== Recorded data
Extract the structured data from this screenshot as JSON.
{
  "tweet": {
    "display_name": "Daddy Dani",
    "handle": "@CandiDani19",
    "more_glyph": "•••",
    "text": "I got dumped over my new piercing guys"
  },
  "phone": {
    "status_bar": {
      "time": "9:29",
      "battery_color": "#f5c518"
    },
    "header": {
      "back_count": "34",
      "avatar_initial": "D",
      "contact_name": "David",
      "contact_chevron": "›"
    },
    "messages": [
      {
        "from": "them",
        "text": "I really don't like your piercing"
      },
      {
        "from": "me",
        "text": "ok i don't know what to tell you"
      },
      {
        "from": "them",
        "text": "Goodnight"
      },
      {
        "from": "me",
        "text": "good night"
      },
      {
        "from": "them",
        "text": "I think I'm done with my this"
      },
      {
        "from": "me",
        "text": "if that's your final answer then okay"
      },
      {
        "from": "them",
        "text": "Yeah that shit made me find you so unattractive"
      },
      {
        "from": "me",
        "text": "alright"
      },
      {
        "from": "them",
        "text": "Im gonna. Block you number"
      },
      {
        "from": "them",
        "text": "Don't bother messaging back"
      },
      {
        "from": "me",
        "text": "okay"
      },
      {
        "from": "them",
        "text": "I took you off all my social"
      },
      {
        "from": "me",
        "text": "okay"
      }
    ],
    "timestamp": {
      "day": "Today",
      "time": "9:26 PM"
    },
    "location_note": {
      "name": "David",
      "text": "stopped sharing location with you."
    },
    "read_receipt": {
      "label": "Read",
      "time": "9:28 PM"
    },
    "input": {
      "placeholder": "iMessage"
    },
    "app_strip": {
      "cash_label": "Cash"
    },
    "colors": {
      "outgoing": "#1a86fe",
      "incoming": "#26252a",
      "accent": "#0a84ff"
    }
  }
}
====
Your task is to pick out every line with the string "piercing" and copy it.

■ Worked solution ■
    "text": "I got dumped over my new piercing guys"
        "text": "I really don't like your piercing"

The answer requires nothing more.